> _WHAT YOU SHOULD DO_: Copy out the material below in full, but not its images.

Extracted records:
+ + +

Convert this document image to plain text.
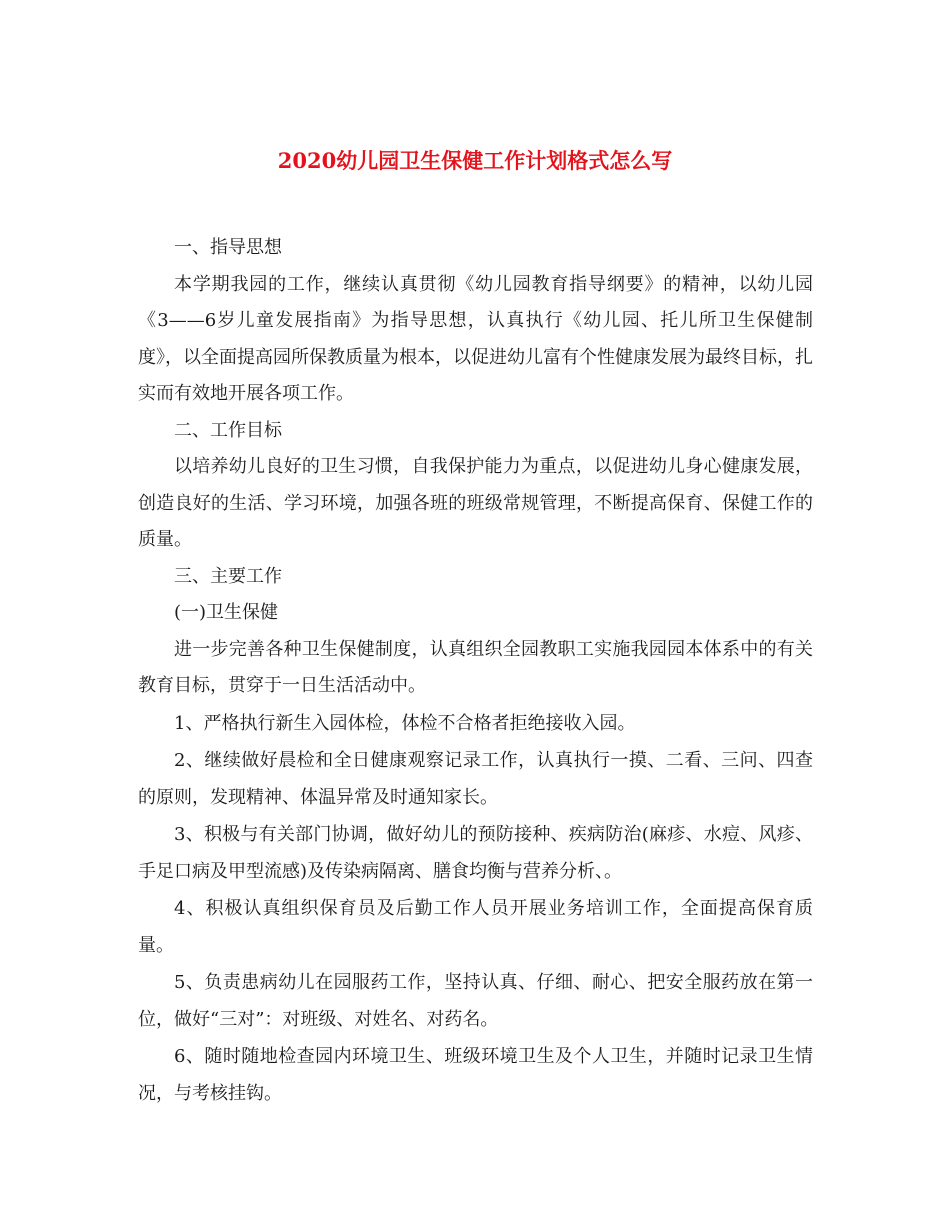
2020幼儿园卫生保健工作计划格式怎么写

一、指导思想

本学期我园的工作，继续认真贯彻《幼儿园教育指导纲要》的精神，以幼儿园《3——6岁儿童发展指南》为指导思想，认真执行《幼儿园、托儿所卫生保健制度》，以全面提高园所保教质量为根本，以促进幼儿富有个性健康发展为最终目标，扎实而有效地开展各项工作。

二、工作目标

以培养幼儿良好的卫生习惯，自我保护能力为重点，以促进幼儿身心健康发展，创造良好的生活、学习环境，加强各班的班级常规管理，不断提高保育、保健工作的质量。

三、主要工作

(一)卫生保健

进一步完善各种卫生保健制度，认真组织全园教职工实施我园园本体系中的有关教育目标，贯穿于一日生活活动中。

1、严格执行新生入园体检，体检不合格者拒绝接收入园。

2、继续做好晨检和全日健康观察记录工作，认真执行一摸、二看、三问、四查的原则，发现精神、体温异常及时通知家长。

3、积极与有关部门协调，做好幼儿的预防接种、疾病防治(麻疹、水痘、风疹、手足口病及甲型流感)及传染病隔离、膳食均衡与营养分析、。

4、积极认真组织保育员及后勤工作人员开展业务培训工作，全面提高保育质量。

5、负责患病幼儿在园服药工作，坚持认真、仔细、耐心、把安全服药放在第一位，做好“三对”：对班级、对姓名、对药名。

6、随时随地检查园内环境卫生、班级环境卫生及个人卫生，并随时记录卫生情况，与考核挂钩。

+ + +

> _FULL OUTPUT_:
Convert this document image to plain text.
2020幼儿园卫生保健工作计划格式怎么写

一、指导思想

本学期我园的工作，继续认真贯彻《幼儿园教育指导纲要》的精神，以幼儿园《3——6岁儿童发展指南》为指导思想，认真执行《幼儿园、托儿所卫生保健制度》，以全面提高园所保教质量为根本，以促进幼儿富有个性健康发展为最终目标，扎实而有效地开展各项工作。

二、工作目标

以培养幼儿良好的卫生习惯，自我保护能力为重点，以促进幼儿身心健康发展，创造良好的生活、学习环境，加强各班的班级常规管理，不断提高保育、保健工作的质量。

三、主要工作

(一)卫生保健

进一步完善各种卫生保健制度，认真组织全园教职工实施我园园本体系中的有关教育目标，贯穿于一日生活活动中。

1、严格执行新生入园体检，体检不合格者拒绝接收入园。

2、继续做好晨检和全日健康观察记录工作，认真执行一摸、二看、三问、四查的原则，发现精神、体温异常及时通知家长。

3、积极与有关部门协调，做好幼儿的预防接种、疾病防治(麻疹、水痘、风疹、手足口病及甲型流感)及传染病隔离、膳食均衡与营养分析、。

4、积极认真组织保育员及后勤工作人员开展业务培训工作，全面提高保育质量。

5、负责患病幼儿在园服药工作，坚持认真、仔细、耐心、把安全服药放在第一位，做好“三对”：对班级、对姓名、对药名。

6、随时随地检查园内环境卫生、班级环境卫生及个人卫生，并随时记录卫生情况，与考核挂钩。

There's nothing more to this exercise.